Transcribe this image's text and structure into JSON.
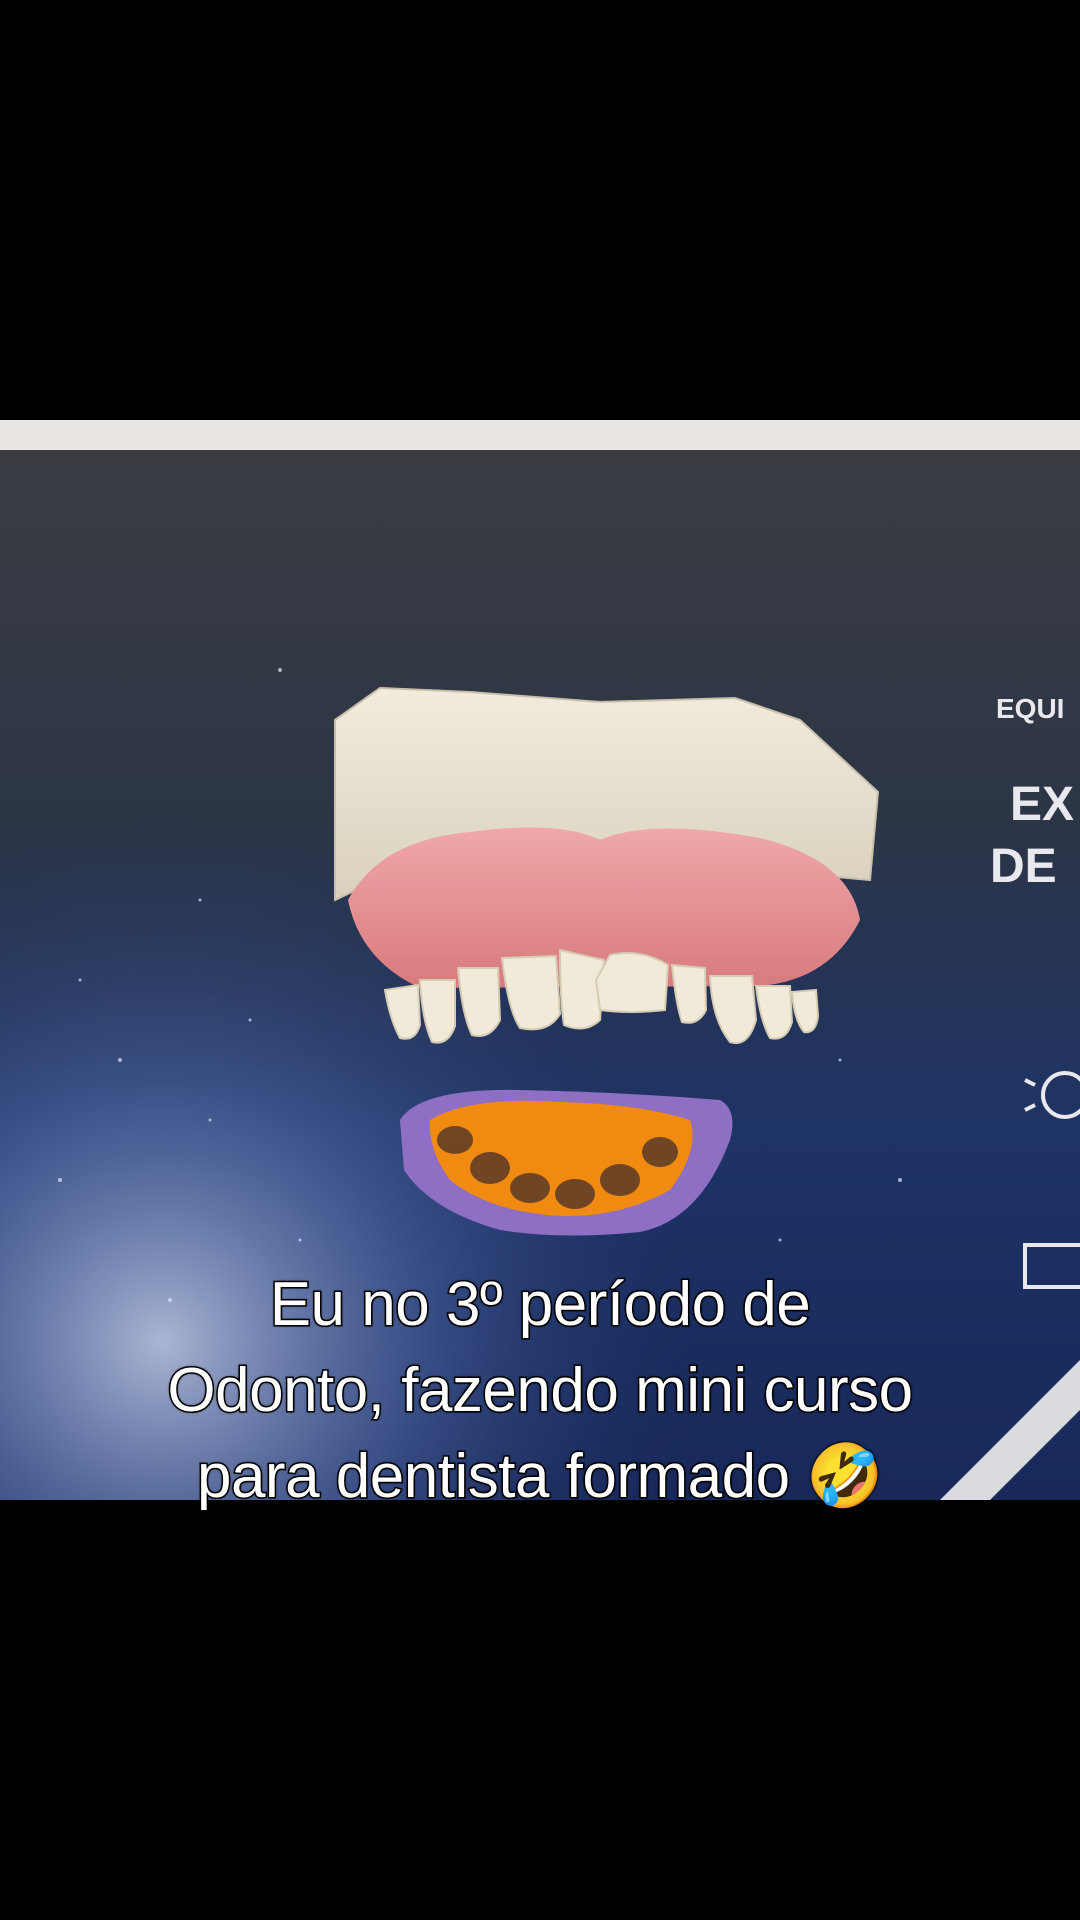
{
  "caption": {
    "line1": "Eu no 3º período de",
    "line2": "Odonto, fazendo mini curso",
    "line3": "para dentista formado 🤣"
  },
  "poster": {
    "small_label": "EQUI",
    "big_line1": "EX",
    "big_line2": "DE"
  },
  "colors": {
    "background": "#000000",
    "caption_text": "#ffffff",
    "gum": "#e48a8c",
    "tooth": "#f1ead8",
    "base": "#e7e0cf",
    "impression_tray": "#8e6fc4",
    "impression_material": "#f08a10"
  }
}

--------------------

▶ [Problem]:
Repeat the data exactly, dropping every picture it holds.

▶ [The completed task]:
Transcribe this image's text and structure into JSON.
{
  "caption": {
    "line1": "Eu no 3º período de",
    "line2": "Odonto, fazendo mini curso",
    "line3": "para dentista formado 🤣"
  },
  "poster": {
    "small_label": "EQUI",
    "big_line1": "EX",
    "big_line2": "DE"
  },
  "colors": {
    "background": "#000000",
    "caption_text": "#ffffff",
    "gum": "#e48a8c",
    "tooth": "#f1ead8",
    "base": "#e7e0cf",
    "impression_tray": "#8e6fc4",
    "impression_material": "#f08a10"
  }
}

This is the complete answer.